__EXERCISE__:
Go through the entries and transcribe each one exactly, dropping the pictures.
--- Start of PROVIDED RECORDS ---
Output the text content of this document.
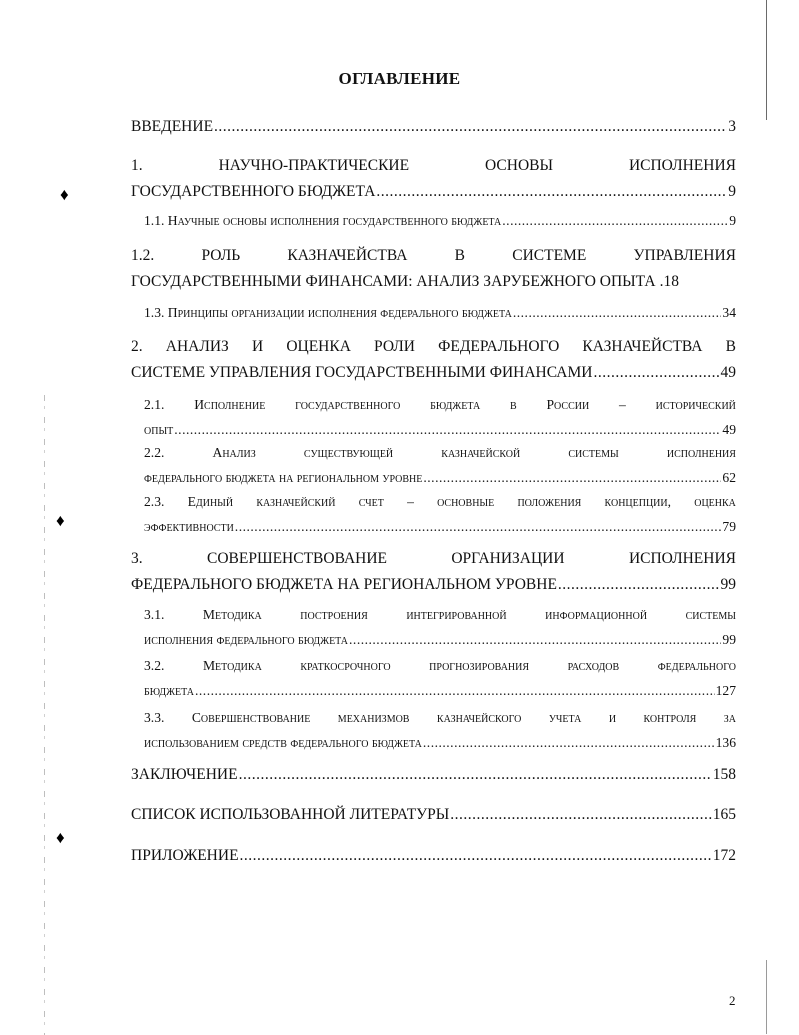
♦
♦
♦
ОГЛАВЛЕНИЕ
ВВЕДЕНИЕ .....	3
1.	НАУЧНО-ПРАКТИЧЕСКИЕ	ОСНОВЫ	ИСПОЛНЕНИЯ
ГОСУДАРСТВЕННОГО БЮДЖЕТА .....	9
1.1. Научные основы исполнения государственного бюджета .....	9
1.2.	РОЛЬ	КАЗНАЧЕЙСТВА	В	СИСТЕМЕ	УПРАВЛЕНИЯ
ГОСУДАРСТВЕННЫМИ ФИНАНСАМИ: АНАЛИЗ ЗАРУБЕЖНОГО ОПЫТА .18
1.3. Принципы организации исполнения федерального бюджета .....	34
2. АНАЛИЗ И ОЦЕНКА РОЛИ ФЕДЕРАЛЬНОГО КАЗНАЧЕЙСТВА В
СИСТЕМЕ УПРАВЛЕНИЯ ГОСУДАРСТВЕННЫМИ ФИНАНСАМИ .....	49
2.1. Исполнение государственного бюджета в России – исторический
опыт .....	49
2.2.	Анализ	существующей	казначейской	системы	исполнения
федерального бюджета на региональном уровне .....	62
2.3. Единый казначейский счет – основные положения концепции, оценка
эффективности .....	79
3.	СОВЕРШЕНСТВОВАНИЕ	ОРГАНИЗАЦИИ	ИСПОЛНЕНИЯ
ФЕДЕРАЛЬНОГО БЮДЖЕТА НА РЕГИОНАЛЬНОМ УРОВНЕ .....	99
3.1.	Методика	построения	интегрированной	информационной	системы
исполнения федерального бюджета .....	99
3.2.	Методика	краткосрочного	прогнозирования	расходов	федерального
бюджета .....	127
3.3. Совершенствование механизмов казначейского учета и контроля за
использованием средств федерального бюджета .....	136
ЗАКЛЮЧЕНИЕ .....	158
СПИСОК ИСПОЛЬЗОВАННОЙ ЛИТЕРАТУРЫ .....	165
ПРИЛОЖЕНИЕ .....	172
2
--- End of PROVIDED RECORDS ---
__OUTPUT__:
Output the text content of this document.
♦
♦
♦
ОГЛАВЛЕНИЕ
ВВЕДЕНИЕ .....	3
1.	НАУЧНО-ПРАКТИЧЕСКИЕ	ОСНОВЫ	ИСПОЛНЕНИЯ
ГОСУДАРСТВЕННОГО БЮДЖЕТА .....	9
1.1. Научные основы исполнения государственного бюджета .....	9
1.2.	РОЛЬ	КАЗНАЧЕЙСТВА	В	СИСТЕМЕ	УПРАВЛЕНИЯ
ГОСУДАРСТВЕННЫМИ ФИНАНСАМИ: АНАЛИЗ ЗАРУБЕЖНОГО ОПЫТА .18
1.3. Принципы организации исполнения федерального бюджета .....	34
2. АНАЛИЗ И ОЦЕНКА РОЛИ ФЕДЕРАЛЬНОГО КАЗНАЧЕЙСТВА В
СИСТЕМЕ УПРАВЛЕНИЯ ГОСУДАРСТВЕННЫМИ ФИНАНСАМИ .....	49
2.1. Исполнение государственного бюджета в России – исторический
опыт .....	49
2.2.	Анализ	существующей	казначейской	системы	исполнения
федерального бюджета на региональном уровне .....	62
2.3. Единый казначейский счет – основные положения концепции, оценка
эффективности .....	79
3.	СОВЕРШЕНСТВОВАНИЕ	ОРГАНИЗАЦИИ	ИСПОЛНЕНИЯ
ФЕДЕРАЛЬНОГО БЮДЖЕТА НА РЕГИОНАЛЬНОМ УРОВНЕ .....	99
3.1.	Методика	построения	интегрированной	информационной	системы
исполнения федерального бюджета .....	99
3.2.	Методика	краткосрочного	прогнозирования	расходов	федерального
бюджета .....	127
3.3. Совершенствование механизмов казначейского учета и контроля за
использованием средств федерального бюджета .....	136
ЗАКЛЮЧЕНИЕ .....	158
СПИСОК ИСПОЛЬЗОВАННОЙ ЛИТЕРАТУРЫ .....	165
ПРИЛОЖЕНИЕ .....	172
2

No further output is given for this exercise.